== Raw data ==

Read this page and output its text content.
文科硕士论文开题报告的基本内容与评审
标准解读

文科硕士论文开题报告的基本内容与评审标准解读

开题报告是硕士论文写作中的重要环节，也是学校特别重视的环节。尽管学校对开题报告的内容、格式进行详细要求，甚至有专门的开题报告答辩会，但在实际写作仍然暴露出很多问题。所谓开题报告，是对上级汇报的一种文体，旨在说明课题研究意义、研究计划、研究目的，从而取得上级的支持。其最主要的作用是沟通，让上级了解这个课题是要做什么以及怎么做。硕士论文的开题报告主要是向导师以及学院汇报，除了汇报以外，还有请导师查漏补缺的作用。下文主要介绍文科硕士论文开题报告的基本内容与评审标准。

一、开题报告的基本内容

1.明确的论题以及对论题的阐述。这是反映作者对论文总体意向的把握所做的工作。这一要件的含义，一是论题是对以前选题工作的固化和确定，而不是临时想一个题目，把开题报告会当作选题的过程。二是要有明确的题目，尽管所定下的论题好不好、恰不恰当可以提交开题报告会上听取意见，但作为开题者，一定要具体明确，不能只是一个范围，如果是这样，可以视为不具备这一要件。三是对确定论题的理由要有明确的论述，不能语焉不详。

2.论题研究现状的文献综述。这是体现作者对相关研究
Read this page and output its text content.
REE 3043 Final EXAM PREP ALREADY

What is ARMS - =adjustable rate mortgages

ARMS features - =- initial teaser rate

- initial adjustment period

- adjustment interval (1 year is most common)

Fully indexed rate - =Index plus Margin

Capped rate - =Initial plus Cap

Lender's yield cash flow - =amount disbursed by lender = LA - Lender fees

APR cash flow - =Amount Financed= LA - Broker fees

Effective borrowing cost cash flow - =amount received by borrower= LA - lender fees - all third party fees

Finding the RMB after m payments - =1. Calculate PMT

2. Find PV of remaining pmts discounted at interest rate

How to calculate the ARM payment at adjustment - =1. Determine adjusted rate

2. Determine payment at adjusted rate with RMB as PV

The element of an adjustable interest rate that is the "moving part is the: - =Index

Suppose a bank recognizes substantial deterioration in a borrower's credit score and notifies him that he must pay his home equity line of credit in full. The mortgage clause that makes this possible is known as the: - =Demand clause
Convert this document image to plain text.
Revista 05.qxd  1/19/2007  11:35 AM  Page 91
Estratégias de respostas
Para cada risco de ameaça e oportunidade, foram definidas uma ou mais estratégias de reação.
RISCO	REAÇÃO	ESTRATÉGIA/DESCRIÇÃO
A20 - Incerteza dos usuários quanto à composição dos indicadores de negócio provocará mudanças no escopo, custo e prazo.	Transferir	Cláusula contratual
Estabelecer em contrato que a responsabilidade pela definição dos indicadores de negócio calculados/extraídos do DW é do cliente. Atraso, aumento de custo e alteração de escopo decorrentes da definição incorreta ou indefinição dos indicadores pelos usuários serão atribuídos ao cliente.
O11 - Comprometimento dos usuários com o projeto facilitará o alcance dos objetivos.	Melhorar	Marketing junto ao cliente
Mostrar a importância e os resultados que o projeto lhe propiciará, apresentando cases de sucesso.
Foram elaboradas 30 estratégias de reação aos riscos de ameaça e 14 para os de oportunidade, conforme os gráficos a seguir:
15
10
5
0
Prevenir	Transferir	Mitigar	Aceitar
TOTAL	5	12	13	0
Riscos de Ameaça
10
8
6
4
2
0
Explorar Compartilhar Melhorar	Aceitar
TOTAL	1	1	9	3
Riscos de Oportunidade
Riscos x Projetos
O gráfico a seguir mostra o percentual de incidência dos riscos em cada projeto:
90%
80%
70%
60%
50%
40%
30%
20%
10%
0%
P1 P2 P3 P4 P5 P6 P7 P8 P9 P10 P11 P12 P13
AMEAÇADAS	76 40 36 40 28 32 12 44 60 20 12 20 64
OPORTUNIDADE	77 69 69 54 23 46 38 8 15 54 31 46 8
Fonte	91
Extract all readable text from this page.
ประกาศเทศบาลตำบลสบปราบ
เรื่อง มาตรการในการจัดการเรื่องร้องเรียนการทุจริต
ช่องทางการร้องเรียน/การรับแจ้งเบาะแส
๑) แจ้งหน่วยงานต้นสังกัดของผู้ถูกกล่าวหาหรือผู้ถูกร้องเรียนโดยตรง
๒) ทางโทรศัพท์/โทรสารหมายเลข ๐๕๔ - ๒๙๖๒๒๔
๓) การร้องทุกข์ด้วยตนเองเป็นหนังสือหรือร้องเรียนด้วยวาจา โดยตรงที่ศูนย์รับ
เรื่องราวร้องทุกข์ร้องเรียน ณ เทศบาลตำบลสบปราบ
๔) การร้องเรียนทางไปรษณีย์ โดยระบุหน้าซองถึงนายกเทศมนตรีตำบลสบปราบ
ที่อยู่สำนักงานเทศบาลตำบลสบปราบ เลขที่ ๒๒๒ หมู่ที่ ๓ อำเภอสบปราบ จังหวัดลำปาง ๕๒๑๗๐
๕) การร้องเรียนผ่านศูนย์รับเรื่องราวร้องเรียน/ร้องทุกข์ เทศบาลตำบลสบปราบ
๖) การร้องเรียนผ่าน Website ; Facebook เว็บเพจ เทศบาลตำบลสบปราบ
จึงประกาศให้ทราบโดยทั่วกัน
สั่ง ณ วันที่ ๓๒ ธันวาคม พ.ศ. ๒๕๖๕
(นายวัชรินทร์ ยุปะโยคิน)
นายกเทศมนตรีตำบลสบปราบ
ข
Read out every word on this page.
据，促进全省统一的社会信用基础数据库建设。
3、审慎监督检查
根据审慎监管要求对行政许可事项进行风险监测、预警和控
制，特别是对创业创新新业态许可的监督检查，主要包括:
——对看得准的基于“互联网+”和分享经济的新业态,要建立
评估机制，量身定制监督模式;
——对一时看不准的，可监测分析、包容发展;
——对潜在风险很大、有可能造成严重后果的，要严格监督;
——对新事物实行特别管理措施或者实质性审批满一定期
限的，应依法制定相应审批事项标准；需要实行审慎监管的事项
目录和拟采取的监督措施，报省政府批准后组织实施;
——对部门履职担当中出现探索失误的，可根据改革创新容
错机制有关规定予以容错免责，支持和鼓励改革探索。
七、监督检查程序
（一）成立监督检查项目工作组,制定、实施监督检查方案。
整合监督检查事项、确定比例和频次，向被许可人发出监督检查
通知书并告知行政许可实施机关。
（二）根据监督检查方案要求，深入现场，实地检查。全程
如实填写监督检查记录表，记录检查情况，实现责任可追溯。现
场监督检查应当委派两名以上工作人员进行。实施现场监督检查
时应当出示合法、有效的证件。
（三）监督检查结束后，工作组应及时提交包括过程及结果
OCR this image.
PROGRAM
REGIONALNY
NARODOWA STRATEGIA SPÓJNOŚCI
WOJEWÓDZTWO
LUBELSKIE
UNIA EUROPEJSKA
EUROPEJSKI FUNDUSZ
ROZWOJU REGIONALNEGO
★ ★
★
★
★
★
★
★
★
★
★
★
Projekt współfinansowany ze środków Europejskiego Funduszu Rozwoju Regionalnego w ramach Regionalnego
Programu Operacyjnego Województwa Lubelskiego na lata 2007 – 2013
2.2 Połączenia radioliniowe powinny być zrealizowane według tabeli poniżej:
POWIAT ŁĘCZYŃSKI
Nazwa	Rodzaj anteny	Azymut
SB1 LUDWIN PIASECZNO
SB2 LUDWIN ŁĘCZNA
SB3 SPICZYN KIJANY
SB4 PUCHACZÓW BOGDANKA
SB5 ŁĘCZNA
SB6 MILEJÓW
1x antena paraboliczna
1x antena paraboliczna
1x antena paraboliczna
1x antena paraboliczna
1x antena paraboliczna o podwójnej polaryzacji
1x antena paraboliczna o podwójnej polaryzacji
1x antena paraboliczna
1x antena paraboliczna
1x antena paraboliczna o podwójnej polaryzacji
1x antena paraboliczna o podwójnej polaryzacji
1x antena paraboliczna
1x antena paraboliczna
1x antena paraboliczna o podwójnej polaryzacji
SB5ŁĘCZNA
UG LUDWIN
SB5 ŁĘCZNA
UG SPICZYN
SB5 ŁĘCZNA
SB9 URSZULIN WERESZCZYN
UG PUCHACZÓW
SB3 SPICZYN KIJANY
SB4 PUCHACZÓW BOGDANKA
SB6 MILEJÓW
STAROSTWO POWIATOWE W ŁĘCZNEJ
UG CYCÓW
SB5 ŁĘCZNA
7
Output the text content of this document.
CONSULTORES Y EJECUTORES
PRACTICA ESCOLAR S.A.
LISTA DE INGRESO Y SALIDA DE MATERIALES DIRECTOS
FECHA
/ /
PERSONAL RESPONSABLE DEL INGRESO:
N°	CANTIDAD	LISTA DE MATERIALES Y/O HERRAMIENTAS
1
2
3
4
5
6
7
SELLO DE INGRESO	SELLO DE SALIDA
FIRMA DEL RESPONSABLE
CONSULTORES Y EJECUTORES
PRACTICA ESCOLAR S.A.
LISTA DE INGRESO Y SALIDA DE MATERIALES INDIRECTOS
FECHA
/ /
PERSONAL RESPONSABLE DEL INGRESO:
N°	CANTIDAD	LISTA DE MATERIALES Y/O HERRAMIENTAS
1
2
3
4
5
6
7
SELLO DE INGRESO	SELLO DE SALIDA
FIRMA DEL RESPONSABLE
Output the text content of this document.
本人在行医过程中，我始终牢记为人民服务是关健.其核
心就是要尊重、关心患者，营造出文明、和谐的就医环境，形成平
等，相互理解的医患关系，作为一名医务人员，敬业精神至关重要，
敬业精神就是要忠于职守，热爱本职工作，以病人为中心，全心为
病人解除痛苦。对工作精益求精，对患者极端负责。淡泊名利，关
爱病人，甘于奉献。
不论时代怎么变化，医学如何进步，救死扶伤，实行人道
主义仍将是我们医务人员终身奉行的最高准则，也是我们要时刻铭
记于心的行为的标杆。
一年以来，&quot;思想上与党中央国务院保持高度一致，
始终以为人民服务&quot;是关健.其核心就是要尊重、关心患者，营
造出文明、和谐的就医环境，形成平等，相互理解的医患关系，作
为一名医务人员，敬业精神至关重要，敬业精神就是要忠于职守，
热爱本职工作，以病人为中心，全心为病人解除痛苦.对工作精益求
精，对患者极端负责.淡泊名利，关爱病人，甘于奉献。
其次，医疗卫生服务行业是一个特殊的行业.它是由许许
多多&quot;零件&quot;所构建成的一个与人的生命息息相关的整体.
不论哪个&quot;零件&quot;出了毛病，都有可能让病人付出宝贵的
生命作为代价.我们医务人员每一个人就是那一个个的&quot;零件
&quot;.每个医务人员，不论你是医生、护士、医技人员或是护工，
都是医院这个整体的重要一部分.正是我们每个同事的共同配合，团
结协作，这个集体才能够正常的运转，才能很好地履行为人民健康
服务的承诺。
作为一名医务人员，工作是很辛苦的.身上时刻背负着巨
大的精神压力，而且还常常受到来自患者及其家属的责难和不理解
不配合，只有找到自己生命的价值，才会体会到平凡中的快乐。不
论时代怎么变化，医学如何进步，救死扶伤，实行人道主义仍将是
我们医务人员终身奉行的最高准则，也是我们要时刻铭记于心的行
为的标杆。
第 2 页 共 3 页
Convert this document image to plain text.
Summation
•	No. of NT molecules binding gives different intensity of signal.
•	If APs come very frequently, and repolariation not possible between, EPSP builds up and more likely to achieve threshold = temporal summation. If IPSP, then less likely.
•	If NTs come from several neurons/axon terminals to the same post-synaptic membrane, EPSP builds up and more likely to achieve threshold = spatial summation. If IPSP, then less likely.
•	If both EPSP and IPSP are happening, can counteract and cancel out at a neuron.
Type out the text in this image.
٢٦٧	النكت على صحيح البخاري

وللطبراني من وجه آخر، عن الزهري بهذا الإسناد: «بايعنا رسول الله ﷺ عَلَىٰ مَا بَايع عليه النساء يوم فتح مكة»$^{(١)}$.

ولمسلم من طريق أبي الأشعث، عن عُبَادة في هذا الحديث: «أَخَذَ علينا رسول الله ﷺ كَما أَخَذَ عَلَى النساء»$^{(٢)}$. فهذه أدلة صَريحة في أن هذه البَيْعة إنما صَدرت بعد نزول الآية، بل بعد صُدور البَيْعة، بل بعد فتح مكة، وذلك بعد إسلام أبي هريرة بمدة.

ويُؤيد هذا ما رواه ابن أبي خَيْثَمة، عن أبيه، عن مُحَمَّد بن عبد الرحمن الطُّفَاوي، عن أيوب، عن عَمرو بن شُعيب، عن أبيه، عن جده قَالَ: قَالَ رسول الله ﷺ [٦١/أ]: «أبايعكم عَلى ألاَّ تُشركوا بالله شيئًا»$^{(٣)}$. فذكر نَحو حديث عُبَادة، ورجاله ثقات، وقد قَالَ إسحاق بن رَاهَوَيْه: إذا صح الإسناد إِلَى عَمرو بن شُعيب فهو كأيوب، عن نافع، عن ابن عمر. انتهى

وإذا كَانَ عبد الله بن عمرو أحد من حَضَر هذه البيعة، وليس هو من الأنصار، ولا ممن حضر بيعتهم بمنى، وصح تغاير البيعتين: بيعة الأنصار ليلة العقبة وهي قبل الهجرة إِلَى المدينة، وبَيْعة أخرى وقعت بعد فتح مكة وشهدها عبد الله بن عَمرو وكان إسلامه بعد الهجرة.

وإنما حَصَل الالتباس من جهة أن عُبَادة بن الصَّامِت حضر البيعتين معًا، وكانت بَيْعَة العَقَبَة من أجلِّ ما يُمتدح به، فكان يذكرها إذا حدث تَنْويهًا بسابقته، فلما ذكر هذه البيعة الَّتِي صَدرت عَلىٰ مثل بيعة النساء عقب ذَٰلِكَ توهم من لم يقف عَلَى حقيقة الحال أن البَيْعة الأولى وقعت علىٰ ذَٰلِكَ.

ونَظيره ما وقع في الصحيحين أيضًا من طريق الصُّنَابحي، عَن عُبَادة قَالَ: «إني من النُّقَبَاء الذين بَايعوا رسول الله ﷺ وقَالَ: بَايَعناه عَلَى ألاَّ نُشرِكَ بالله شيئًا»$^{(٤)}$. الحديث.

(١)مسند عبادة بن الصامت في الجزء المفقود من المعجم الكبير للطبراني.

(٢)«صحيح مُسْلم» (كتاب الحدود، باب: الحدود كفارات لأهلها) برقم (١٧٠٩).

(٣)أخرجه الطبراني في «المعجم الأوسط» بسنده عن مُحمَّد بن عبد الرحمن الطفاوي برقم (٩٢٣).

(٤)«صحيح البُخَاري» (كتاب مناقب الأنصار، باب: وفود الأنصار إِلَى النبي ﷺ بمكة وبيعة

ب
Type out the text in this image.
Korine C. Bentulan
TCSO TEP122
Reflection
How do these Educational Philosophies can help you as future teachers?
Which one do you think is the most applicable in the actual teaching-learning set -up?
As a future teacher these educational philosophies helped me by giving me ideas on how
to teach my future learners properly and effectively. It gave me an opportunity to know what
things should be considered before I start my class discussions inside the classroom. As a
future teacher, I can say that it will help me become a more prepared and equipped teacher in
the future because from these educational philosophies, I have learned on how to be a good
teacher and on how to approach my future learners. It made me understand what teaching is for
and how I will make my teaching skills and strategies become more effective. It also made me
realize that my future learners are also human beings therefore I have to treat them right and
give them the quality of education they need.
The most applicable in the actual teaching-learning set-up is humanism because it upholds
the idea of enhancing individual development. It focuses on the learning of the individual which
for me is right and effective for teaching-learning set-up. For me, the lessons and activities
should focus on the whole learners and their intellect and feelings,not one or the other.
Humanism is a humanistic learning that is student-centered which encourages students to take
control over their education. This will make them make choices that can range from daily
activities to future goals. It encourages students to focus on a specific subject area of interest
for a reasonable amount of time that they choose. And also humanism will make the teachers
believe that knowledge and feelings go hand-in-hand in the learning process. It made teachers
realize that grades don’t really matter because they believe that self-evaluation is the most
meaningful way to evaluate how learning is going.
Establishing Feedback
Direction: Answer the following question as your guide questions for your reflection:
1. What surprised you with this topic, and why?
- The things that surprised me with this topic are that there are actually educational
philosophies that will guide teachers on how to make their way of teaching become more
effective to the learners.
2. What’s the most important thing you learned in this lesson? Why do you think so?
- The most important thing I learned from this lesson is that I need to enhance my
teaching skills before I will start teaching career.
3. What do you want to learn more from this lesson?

===

Your instructions
Using the listing above, pick out each line that contains the word "和谐的就医环境", then copy it.

Task solution
心就是要尊重、关心患者，营造出文明、和谐的就医环境，形成平
造出文明、和谐的就医环境，形成平等，相互理解的医患关系，作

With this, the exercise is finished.